>> start Data listing

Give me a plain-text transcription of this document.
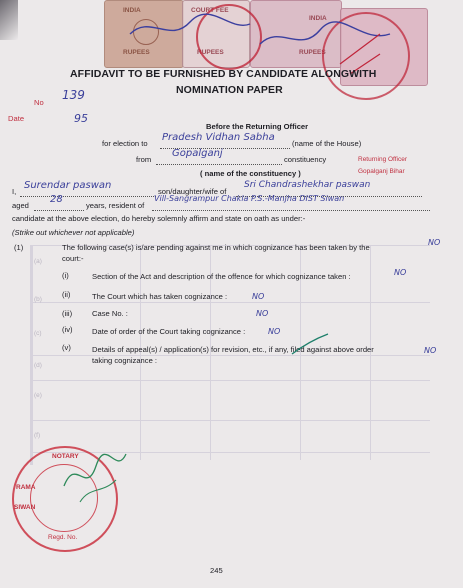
INDIA
RUPEES
COURT FEE
RUPEES
INDIA
RUPEES
No
139
95
Date
AFFIDAVIT TO BE FURNISHED BY CANDIDATE ALONGWITH
NOMINATION PAPER
Before the Returning Officer
for election to
Pradesh Vidhan Sabha
(name of the House)
from
Gopalganj
constituency
( name of the constituency )
Returning Officer
Gopalganj Bihar
I,
Surendar paswan
son/daughter/wife of
Sri Chandrashekhar paswan
aged
28
years, resident of
Vill-Sangrampur Chakla P.S.-Manjha DIST Siwan
candidate at the above election, do hereby solemnly affirm and state on oath as under:-
(Strike out whichever not applicable)
(1)	The following case(s) is/are pending against me in which cognizance has been taken by the
NO
court:-
(a)
(b)
(c)
(d)
(e)
(f)
(i)	Section of the Act and description of the offence for which cognizance taken :	NO
(ii)	The Court which has taken cognizance :	NO
(iii)	Case No. :	NO
(iv)	Date of order of the Court taking cognizance :	NO
(v)	Details of appeal(s) / application(s) for revision, etc., if any, filed against above order
taking cognizance :
NO
NOTARY
RAMA
SIWAN
Regd. No.
245
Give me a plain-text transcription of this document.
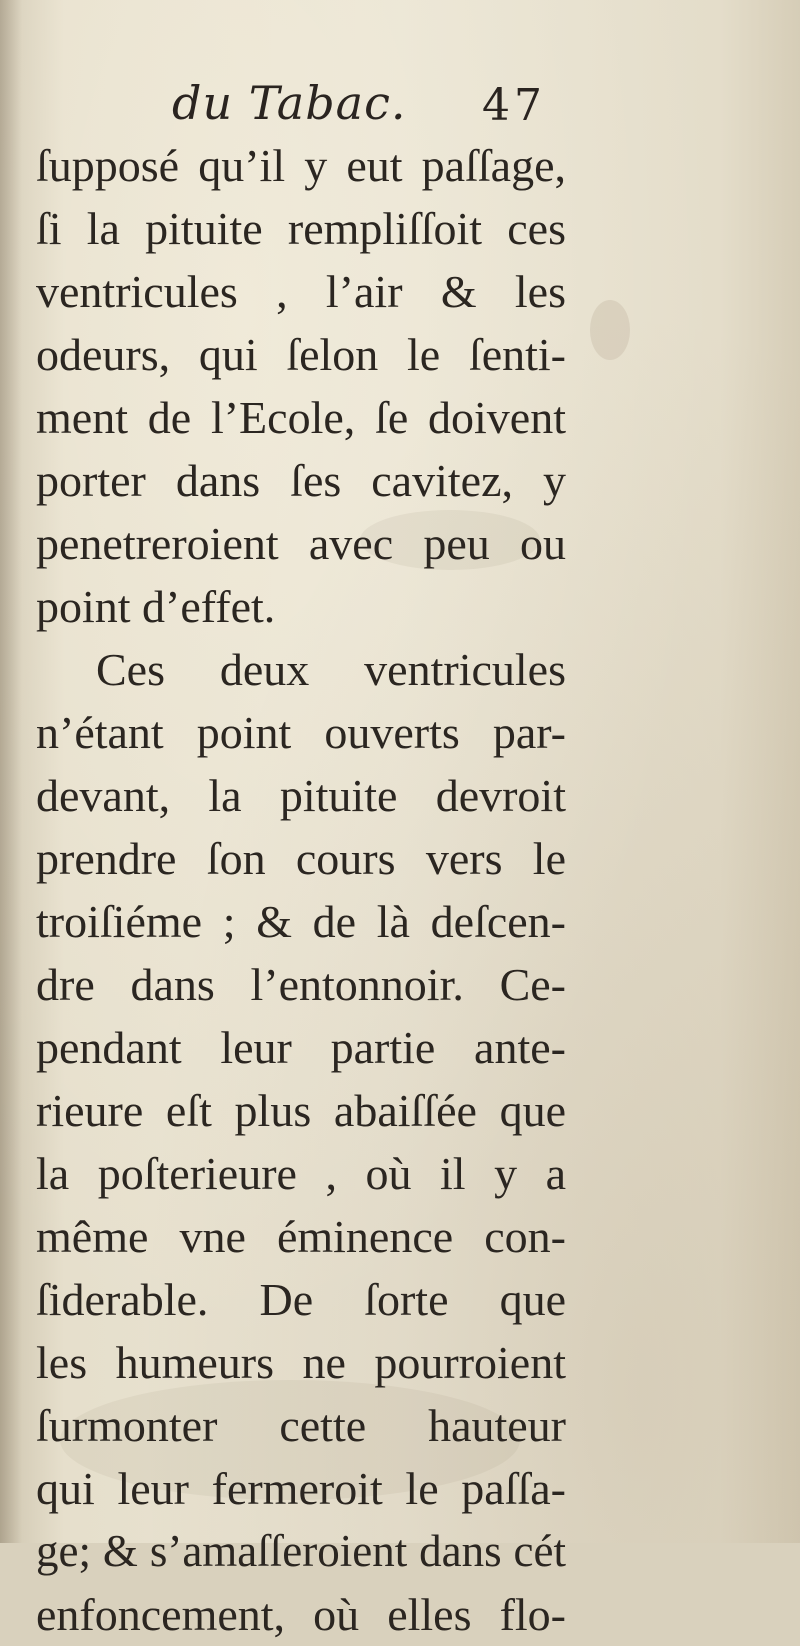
du Tabac. 47
ſupposé qu’il y eut paſſage,
ſi la pituite rempliſſoit ces
ventricules , l’air & les
odeurs, qui ſelon le ſenti-
ment de l’Ecole, ſe doivent
porter dans ſes cavitez, y
penetreroient avec peu ou
point d’effet.
Ces deux ventricules
n’étant point ouverts par-
devant, la pituite devroit
prendre ſon cours vers le
troiſiéme ; & de là deſcen-
dre dans l’entonnoir. Ce-
pendant leur partie ante-
rieure eſt plus abaiſſée que
la poſterieure , où il y a
même vne éminence con-
ſiderable. De ſorte que
les humeurs ne pourroient
ſurmonter cette hauteur
qui leur fermeroit le paſſa-
ge; & s’amaſſeroient dans cét
enfoncement, où elles flo-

>> end Data listing

▶ **To do**
Determine how many lines of the listing above hold the word "taken". Report that number without anything else.

▶ **Answer to the task**
3